# Objective:
Give back only the lines starting with the line containing "participant-row[interactable]: GK Gaurav" and going on through the line containing "mic-muted-icon[interactable]: ✗ ▭ xyxy=(616,224,628,231)", swapping "participant-avatar" for "user-avatar" and leaving everything else unchanged.

Start of Items

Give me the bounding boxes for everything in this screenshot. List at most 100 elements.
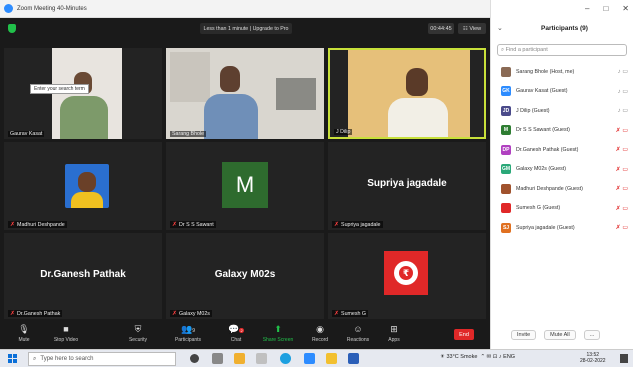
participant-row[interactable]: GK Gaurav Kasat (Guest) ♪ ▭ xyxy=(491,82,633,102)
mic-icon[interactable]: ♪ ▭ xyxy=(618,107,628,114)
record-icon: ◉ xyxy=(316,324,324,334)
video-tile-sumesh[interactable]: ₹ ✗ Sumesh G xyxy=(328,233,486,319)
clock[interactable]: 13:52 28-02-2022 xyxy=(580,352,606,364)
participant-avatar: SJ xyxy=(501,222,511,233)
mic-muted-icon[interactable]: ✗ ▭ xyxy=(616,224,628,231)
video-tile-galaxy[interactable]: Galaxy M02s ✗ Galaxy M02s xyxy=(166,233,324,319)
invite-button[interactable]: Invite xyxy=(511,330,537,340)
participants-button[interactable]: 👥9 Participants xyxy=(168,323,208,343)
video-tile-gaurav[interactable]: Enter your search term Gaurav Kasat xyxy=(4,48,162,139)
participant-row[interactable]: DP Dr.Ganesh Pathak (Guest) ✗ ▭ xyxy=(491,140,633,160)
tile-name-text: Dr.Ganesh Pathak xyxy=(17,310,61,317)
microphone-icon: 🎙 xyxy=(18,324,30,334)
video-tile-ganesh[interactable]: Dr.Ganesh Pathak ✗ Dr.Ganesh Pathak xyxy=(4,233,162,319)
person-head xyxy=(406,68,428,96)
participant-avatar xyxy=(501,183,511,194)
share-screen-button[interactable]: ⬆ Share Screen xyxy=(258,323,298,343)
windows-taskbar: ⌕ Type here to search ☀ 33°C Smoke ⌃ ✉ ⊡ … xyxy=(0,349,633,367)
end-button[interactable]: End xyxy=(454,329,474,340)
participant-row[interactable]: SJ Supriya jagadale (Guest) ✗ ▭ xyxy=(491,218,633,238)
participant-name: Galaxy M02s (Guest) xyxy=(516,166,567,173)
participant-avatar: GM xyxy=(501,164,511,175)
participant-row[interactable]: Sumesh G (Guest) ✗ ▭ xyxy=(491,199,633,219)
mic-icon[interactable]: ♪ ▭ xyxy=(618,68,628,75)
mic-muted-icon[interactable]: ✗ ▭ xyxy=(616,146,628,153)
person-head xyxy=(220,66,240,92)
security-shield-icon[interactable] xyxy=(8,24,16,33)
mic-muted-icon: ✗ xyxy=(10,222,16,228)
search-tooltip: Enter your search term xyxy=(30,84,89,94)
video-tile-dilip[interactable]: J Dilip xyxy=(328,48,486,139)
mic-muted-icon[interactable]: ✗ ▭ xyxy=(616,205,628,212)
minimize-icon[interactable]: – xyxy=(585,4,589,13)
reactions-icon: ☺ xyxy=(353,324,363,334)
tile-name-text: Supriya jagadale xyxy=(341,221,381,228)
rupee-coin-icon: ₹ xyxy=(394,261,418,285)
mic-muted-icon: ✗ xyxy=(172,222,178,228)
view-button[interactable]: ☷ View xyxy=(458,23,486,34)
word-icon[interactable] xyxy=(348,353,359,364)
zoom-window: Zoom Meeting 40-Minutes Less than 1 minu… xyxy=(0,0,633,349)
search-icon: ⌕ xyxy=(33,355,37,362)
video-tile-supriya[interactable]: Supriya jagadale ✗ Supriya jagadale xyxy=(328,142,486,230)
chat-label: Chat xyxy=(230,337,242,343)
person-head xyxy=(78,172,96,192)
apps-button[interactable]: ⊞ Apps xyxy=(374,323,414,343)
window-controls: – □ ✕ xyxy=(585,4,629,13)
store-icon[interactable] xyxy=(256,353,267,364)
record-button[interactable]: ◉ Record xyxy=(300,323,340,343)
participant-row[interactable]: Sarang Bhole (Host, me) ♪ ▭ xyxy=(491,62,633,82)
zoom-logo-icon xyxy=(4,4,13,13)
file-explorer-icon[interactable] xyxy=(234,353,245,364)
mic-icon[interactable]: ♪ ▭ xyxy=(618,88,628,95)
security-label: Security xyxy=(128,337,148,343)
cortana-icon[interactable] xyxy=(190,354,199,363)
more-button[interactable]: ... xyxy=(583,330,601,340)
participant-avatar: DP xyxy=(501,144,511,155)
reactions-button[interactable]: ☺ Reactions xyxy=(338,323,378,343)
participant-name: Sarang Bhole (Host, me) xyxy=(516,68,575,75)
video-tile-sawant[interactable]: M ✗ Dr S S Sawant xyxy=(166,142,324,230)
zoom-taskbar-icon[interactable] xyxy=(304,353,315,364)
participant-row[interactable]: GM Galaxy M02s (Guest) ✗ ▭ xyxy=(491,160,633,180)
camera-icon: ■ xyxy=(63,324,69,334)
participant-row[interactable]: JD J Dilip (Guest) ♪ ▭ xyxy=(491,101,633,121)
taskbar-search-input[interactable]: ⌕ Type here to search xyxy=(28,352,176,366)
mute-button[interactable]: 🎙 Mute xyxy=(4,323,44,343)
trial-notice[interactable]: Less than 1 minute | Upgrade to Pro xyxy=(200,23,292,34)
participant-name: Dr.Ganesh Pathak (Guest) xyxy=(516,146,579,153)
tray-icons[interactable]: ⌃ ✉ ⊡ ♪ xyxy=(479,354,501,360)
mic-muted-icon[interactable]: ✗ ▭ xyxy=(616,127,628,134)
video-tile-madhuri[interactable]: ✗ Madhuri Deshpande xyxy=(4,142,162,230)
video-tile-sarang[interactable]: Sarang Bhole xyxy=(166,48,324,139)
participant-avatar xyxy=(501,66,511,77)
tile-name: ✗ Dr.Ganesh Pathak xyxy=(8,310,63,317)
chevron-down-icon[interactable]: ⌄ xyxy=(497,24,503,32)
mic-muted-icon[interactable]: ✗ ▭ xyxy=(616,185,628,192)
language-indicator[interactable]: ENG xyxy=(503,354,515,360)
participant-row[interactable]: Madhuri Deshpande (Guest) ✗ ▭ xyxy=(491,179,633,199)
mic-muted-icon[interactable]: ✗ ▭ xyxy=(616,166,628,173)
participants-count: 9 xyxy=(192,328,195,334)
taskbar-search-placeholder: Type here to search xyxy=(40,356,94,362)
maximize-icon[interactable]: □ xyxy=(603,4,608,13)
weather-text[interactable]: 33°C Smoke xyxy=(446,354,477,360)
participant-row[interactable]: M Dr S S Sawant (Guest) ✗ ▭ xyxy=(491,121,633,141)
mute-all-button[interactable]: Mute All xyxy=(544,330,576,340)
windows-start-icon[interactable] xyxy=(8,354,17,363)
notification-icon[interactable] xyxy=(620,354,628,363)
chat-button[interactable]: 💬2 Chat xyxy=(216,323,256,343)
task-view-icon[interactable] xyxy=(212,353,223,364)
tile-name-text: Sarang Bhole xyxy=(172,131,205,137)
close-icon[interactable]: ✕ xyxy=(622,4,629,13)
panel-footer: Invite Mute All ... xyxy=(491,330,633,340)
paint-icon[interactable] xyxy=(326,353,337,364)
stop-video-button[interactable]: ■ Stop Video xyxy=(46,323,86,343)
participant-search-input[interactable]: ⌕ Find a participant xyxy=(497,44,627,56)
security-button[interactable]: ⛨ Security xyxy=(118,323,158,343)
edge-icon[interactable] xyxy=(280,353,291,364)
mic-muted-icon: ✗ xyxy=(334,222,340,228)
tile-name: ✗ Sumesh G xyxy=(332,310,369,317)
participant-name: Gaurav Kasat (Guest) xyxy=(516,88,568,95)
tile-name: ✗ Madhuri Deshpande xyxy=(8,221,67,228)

End of Items
Start of Items

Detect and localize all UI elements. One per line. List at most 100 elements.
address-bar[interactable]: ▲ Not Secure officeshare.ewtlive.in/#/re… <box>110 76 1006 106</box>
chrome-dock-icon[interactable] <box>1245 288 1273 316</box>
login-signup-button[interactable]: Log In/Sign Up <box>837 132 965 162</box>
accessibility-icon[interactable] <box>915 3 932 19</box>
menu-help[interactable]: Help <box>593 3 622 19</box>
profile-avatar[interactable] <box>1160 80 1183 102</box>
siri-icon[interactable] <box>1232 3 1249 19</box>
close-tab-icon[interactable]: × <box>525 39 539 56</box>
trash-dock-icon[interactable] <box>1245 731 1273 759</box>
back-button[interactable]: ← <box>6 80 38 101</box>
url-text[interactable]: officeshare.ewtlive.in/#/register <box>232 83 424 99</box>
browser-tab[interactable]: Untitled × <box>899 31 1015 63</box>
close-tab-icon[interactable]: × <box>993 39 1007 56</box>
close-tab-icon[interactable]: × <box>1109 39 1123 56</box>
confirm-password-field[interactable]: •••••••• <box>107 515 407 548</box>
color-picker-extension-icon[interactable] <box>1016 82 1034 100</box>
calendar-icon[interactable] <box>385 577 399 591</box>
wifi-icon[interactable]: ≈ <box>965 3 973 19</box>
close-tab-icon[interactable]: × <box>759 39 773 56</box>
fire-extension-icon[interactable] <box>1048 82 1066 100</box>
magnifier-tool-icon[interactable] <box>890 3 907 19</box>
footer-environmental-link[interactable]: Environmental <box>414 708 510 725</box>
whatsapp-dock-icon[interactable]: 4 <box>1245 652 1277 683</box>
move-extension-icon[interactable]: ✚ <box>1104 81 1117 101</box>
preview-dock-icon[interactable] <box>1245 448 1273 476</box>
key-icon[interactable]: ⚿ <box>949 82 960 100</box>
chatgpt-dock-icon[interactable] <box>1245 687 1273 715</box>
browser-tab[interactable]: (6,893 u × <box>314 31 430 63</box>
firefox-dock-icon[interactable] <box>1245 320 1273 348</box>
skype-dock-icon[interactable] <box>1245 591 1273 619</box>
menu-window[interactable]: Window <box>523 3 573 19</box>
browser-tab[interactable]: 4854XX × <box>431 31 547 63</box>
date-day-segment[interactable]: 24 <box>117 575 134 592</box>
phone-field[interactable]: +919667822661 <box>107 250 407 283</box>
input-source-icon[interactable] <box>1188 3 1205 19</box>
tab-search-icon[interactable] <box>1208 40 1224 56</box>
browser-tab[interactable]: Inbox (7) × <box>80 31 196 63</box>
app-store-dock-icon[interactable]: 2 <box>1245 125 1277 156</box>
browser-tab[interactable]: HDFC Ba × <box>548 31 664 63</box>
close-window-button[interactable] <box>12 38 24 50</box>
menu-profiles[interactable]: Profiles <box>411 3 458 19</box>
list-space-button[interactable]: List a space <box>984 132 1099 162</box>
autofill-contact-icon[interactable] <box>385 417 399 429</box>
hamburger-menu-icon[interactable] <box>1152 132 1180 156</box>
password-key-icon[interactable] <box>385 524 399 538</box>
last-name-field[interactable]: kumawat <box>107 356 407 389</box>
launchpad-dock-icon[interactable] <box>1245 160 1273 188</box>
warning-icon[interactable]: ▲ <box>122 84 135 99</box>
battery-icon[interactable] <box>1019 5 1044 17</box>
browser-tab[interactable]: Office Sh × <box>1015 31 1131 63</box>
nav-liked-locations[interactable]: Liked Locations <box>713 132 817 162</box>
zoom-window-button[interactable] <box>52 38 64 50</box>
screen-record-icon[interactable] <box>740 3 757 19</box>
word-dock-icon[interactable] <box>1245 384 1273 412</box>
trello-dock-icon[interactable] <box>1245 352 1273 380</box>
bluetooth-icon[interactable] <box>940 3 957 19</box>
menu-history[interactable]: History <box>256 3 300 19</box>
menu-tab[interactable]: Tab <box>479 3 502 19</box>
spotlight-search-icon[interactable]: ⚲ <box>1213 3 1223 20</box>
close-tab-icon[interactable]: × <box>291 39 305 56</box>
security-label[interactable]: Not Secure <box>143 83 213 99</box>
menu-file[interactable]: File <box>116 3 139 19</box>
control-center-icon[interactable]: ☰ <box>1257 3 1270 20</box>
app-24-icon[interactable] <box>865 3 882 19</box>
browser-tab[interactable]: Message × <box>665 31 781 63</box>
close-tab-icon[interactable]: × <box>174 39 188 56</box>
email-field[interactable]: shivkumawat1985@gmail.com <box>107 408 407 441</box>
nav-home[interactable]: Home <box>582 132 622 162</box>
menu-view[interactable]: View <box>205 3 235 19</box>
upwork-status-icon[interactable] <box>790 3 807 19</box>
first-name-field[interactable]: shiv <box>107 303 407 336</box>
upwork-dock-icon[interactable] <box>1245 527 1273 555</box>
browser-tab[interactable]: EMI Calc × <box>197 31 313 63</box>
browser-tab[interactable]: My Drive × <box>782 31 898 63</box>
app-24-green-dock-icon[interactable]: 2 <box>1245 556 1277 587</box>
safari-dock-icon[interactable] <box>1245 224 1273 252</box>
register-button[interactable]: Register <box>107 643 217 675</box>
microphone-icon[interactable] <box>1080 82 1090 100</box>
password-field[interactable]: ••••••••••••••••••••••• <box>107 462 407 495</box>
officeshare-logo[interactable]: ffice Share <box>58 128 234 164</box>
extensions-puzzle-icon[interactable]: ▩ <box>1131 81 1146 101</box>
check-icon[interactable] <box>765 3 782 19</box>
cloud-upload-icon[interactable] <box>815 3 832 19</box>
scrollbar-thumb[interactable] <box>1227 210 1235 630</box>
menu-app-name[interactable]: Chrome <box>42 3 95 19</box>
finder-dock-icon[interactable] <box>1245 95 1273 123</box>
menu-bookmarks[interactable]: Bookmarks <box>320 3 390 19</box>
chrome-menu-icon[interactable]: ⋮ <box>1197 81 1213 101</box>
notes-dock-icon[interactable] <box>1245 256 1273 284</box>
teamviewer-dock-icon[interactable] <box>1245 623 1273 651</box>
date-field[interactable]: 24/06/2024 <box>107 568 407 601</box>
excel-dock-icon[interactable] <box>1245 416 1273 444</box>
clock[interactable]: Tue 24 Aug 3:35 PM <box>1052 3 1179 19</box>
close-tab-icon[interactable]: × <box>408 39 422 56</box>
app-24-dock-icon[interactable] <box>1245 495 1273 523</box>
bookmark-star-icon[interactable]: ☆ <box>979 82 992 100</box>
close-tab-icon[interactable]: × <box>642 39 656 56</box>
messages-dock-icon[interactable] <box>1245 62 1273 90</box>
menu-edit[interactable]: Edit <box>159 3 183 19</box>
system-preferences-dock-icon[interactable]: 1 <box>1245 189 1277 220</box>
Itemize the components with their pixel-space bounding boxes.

End of Items
Start of Items

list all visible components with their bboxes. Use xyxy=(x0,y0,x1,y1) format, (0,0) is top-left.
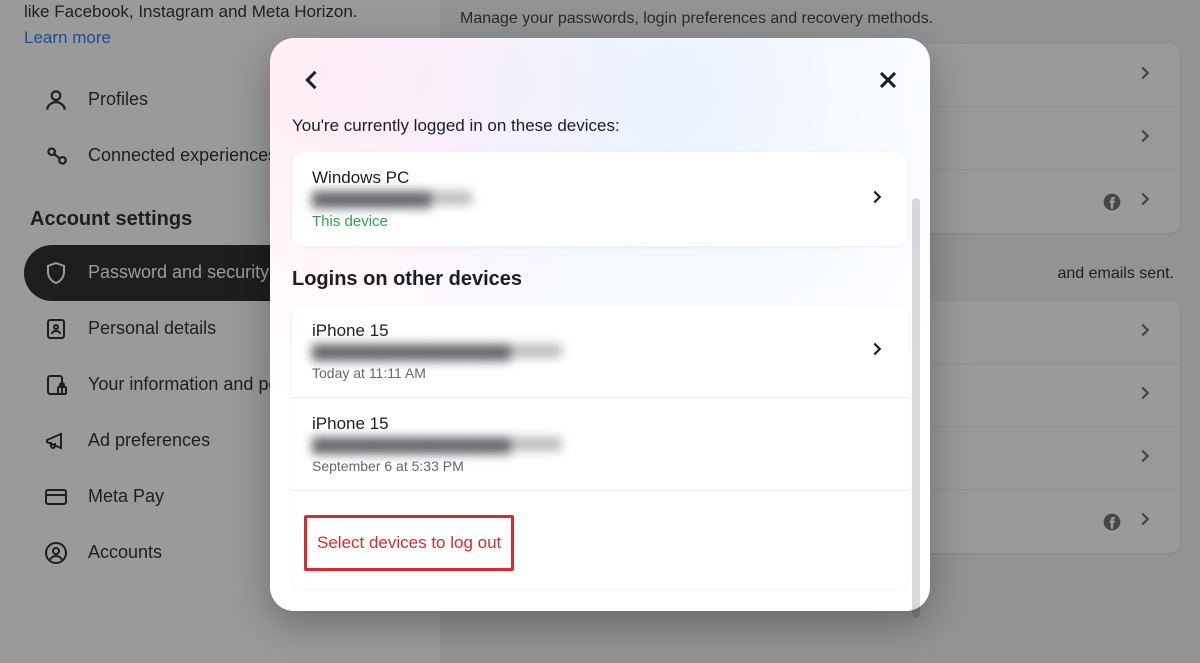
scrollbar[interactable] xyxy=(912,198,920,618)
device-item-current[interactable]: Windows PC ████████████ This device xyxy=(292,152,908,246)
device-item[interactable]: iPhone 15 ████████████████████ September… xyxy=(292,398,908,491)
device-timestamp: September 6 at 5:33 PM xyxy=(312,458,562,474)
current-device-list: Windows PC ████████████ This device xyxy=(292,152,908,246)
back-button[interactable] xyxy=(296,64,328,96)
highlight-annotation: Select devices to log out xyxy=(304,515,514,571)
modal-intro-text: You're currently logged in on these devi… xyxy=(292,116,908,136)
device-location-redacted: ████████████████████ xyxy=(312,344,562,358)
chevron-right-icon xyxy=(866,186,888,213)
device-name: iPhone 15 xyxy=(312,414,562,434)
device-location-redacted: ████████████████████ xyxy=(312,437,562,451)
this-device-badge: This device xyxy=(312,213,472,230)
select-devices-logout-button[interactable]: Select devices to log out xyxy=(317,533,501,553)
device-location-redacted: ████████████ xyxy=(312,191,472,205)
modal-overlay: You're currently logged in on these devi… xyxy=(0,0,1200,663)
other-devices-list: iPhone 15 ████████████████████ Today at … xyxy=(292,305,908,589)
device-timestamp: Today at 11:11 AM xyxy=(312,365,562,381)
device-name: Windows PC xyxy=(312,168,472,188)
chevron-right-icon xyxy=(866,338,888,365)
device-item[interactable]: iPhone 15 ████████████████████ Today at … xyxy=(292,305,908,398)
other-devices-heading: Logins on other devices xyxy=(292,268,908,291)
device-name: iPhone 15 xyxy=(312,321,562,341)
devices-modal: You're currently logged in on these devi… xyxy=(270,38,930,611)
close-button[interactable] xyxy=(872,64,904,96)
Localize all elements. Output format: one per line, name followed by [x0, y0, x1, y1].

End of Items

# Solved exercise:
participant-row[interactable]: GK Gaurav Kasat (Guest) ♪ ▭ xyxy=(491,82,633,102)
mic-icon[interactable]: ♪ ▭ xyxy=(618,107,628,114)
record-icon: ◉ xyxy=(316,324,324,334)
video-tile-sumesh[interactable]: ₹ ✗ Sumesh G xyxy=(328,233,486,319)
clock[interactable]: 13:52 28-02-2022 xyxy=(580,352,606,364)
user-avatar: SJ xyxy=(501,222,511,233)
mic-muted-icon[interactable]: ✗ ▭ xyxy=(616,224,628,231)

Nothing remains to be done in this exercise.